Dataset excerpt:
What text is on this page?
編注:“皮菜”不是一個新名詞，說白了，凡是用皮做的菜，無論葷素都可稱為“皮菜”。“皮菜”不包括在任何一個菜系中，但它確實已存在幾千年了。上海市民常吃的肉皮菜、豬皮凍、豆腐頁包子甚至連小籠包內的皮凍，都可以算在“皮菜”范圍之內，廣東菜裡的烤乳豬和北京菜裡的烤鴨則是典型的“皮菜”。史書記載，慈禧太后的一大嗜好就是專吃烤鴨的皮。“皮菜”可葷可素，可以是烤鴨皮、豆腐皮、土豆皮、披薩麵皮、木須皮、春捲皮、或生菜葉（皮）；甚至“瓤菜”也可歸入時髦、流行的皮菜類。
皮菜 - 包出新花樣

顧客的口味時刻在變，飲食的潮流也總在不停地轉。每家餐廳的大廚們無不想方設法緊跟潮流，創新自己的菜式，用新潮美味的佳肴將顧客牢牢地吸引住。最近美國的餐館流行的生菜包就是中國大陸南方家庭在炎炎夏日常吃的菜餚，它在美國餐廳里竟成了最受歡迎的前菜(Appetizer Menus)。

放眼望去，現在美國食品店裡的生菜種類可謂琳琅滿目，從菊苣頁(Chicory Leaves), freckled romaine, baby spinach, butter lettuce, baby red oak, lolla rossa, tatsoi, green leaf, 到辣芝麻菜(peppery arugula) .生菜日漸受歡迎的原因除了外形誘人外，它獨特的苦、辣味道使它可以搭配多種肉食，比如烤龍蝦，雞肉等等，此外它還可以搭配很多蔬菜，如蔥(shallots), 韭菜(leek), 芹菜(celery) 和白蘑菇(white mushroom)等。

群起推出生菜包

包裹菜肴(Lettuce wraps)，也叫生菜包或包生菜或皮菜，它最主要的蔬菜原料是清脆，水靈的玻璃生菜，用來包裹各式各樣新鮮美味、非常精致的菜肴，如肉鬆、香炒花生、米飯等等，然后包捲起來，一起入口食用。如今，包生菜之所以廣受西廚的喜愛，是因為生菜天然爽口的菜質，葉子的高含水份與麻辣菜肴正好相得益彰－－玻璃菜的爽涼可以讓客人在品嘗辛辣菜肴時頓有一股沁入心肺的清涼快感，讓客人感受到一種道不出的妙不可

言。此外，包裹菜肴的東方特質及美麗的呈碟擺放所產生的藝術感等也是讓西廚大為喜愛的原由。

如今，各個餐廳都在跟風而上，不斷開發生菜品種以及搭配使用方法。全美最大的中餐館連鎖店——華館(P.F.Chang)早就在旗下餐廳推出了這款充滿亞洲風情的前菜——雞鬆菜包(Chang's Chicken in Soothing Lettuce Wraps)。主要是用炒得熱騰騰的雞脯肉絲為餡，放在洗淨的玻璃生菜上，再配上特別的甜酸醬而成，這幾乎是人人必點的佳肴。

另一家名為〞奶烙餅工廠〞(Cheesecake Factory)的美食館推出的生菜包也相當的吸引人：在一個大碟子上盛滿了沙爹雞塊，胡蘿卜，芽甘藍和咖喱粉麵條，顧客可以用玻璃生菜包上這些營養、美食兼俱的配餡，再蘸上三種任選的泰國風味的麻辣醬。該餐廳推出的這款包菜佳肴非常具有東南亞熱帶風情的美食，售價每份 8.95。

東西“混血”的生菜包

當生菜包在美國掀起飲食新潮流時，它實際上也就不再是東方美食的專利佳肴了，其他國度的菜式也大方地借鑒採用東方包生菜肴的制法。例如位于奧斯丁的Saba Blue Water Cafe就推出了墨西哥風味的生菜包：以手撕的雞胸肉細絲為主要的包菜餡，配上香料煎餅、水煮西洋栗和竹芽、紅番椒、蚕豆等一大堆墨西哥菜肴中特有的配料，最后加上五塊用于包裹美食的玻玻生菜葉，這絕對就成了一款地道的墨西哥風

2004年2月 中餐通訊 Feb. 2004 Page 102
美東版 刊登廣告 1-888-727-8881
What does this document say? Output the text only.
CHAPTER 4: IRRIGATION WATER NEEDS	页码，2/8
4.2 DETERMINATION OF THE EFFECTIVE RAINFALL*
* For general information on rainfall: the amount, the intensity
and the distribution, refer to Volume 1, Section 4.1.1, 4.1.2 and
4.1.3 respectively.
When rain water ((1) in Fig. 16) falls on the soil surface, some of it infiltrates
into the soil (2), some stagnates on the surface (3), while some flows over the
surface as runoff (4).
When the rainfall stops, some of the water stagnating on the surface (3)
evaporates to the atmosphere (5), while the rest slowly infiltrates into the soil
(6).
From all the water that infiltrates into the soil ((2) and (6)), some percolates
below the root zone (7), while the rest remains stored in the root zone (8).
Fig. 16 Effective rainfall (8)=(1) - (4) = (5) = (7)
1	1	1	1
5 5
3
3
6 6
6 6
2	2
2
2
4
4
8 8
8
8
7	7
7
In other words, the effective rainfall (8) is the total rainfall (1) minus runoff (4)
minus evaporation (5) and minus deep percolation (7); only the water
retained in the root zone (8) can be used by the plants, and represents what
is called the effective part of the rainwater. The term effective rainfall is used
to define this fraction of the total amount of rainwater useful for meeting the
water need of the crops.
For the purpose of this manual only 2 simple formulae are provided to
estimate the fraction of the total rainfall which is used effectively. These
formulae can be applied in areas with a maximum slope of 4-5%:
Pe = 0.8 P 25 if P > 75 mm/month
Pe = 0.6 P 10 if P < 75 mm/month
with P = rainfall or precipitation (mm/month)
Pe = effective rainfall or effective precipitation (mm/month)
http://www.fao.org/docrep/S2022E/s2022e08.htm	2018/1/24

To be done: Check each line of the records for "precipitation" and copy the ones that contain it.

Task result:
with P = rainfall or precipitation (mm/month)
Pe = effective rainfall or effective precipitation (mm/month)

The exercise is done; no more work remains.